= THE TASK =
Output all lines exactly, with nothing added or dropped.

+++

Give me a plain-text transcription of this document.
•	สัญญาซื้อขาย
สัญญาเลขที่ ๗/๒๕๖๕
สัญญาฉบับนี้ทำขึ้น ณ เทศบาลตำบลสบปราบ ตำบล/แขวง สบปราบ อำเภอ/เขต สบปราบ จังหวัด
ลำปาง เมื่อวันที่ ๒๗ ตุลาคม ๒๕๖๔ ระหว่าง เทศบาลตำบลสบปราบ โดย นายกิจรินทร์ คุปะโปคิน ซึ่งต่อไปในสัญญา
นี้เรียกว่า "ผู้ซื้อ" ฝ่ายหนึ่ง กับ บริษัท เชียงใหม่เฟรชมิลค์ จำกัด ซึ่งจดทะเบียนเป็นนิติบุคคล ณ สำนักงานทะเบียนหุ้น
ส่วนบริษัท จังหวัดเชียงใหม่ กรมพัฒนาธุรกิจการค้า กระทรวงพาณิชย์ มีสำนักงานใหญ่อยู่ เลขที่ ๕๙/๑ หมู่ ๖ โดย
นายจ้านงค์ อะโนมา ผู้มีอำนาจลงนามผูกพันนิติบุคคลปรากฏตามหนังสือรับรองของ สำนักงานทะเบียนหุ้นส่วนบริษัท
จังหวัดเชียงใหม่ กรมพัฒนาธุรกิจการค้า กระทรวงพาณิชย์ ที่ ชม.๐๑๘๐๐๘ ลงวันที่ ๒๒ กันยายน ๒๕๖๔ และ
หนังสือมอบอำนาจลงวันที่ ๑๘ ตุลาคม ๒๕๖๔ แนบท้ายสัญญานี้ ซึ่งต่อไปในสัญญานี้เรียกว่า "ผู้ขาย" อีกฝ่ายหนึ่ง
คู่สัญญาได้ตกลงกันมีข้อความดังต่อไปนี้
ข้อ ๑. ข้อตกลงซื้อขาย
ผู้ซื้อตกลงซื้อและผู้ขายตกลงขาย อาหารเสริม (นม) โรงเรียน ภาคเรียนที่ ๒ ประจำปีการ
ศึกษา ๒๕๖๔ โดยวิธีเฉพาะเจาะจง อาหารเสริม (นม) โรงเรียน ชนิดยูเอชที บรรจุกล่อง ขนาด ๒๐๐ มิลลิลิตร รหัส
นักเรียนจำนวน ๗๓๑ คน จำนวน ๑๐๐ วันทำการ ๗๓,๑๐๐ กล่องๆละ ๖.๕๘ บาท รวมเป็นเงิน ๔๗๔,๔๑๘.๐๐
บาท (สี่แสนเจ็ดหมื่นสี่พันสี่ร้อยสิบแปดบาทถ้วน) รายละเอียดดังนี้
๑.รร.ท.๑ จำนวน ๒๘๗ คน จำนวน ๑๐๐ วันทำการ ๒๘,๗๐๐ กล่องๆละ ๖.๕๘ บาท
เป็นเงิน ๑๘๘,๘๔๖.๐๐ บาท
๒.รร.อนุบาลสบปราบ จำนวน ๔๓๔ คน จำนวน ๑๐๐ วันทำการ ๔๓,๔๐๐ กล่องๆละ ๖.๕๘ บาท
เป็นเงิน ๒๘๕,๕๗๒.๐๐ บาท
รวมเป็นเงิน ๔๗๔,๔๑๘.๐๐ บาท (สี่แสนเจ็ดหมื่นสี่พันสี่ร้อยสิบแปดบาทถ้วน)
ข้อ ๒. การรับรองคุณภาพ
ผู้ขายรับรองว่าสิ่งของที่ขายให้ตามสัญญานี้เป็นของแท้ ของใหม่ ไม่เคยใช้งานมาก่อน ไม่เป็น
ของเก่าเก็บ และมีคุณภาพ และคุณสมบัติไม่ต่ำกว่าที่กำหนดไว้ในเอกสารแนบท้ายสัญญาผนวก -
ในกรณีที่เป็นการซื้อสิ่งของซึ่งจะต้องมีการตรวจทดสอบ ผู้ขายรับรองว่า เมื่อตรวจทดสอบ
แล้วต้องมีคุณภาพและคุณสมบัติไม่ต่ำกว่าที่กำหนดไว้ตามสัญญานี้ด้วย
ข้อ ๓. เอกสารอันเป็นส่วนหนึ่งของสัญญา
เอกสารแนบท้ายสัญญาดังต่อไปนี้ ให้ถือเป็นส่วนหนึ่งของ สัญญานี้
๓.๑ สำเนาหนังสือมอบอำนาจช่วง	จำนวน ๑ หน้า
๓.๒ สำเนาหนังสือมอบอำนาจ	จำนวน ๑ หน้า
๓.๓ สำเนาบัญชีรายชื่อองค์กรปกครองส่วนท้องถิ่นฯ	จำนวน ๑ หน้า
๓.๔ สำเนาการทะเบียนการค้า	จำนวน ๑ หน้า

+++

= RESPONSE =
Give me a plain-text transcription of this document.
•	สัญญาซื้อขาย
สัญญาเลขที่ ๗/๒๕๖๕
สัญญาฉบับนี้ทำขึ้น ณ เทศบาลตำบลสบปราบ ตำบล/แขวง สบปราบ อำเภอ/เขต สบปราบ จังหวัด
ลำปาง เมื่อวันที่ ๒๗ ตุลาคม ๒๕๖๔ ระหว่าง เทศบาลตำบลสบปราบ โดย นายกิจรินทร์ คุปะโปคิน ซึ่งต่อไปในสัญญา
นี้เรียกว่า "ผู้ซื้อ" ฝ่ายหนึ่ง กับ บริษัท เชียงใหม่เฟรชมิลค์ จำกัด ซึ่งจดทะเบียนเป็นนิติบุคคล ณ สำนักงานทะเบียนหุ้น
ส่วนบริษัท จังหวัดเชียงใหม่ กรมพัฒนาธุรกิจการค้า กระทรวงพาณิชย์ มีสำนักงานใหญ่อยู่ เลขที่ ๕๙/๑ หมู่ ๖ โดย
นายจ้านงค์ อะโนมา ผู้มีอำนาจลงนามผูกพันนิติบุคคลปรากฏตามหนังสือรับรองของ สำนักงานทะเบียนหุ้นส่วนบริษัท
จังหวัดเชียงใหม่ กรมพัฒนาธุรกิจการค้า กระทรวงพาณิชย์ ที่ ชม.๐๑๘๐๐๘ ลงวันที่ ๒๒ กันยายน ๒๕๖๔ และ
หนังสือมอบอำนาจลงวันที่ ๑๘ ตุลาคม ๒๕๖๔ แนบท้ายสัญญานี้ ซึ่งต่อไปในสัญญานี้เรียกว่า "ผู้ขาย" อีกฝ่ายหนึ่ง
คู่สัญญาได้ตกลงกันมีข้อความดังต่อไปนี้
ข้อ ๑. ข้อตกลงซื้อขาย
ผู้ซื้อตกลงซื้อและผู้ขายตกลงขาย อาหารเสริม (นม) โรงเรียน ภาคเรียนที่ ๒ ประจำปีการ
ศึกษา ๒๕๖๔ โดยวิธีเฉพาะเจาะจง อาหารเสริม (นม) โรงเรียน ชนิดยูเอชที บรรจุกล่อง ขนาด ๒๐๐ มิลลิลิตร รหัส
นักเรียนจำนวน ๗๓๑ คน จำนวน ๑๐๐ วันทำการ ๗๓,๑๐๐ กล่องๆละ ๖.๕๘ บาท รวมเป็นเงิน ๔๗๔,๔๑๘.๐๐
บาท (สี่แสนเจ็ดหมื่นสี่พันสี่ร้อยสิบแปดบาทถ้วน) รายละเอียดดังนี้
๑.รร.ท.๑ จำนวน ๒๘๗ คน จำนวน ๑๐๐ วันทำการ ๒๘,๗๐๐ กล่องๆละ ๖.๕๘ บาท
เป็นเงิน ๑๘๘,๘๔๖.๐๐ บาท
๒.รร.อนุบาลสบปราบ จำนวน ๔๓๔ คน จำนวน ๑๐๐ วันทำการ ๔๓,๔๐๐ กล่องๆละ ๖.๕๘ บาท
เป็นเงิน ๒๘๕,๕๗๒.๐๐ บาท
รวมเป็นเงิน ๔๗๔,๔๑๘.๐๐ บาท (สี่แสนเจ็ดหมื่นสี่พันสี่ร้อยสิบแปดบาทถ้วน)
ข้อ ๒. การรับรองคุณภาพ
ผู้ขายรับรองว่าสิ่งของที่ขายให้ตามสัญญานี้เป็นของแท้ ของใหม่ ไม่เคยใช้งานมาก่อน ไม่เป็น
ของเก่าเก็บ และมีคุณภาพ และคุณสมบัติไม่ต่ำกว่าที่กำหนดไว้ในเอกสารแนบท้ายสัญญาผนวก -
ในกรณีที่เป็นการซื้อสิ่งของซึ่งจะต้องมีการตรวจทดสอบ ผู้ขายรับรองว่า เมื่อตรวจทดสอบ
แล้วต้องมีคุณภาพและคุณสมบัติไม่ต่ำกว่าที่กำหนดไว้ตามสัญญานี้ด้วย
ข้อ ๓. เอกสารอันเป็นส่วนหนึ่งของสัญญา
เอกสารแนบท้ายสัญญาดังต่อไปนี้ ให้ถือเป็นส่วนหนึ่งของ สัญญานี้
๓.๑ สำเนาหนังสือมอบอำนาจช่วง	จำนวน ๑ หน้า
๓.๒ สำเนาหนังสือมอบอำนาจ	จำนวน ๑ หน้า
๓.๓ สำเนาบัญชีรายชื่อองค์กรปกครองส่วนท้องถิ่นฯ	จำนวน ๑ หน้า
๓.๔ สำเนาการทะเบียนการค้า	จำนวน ๑ หน้า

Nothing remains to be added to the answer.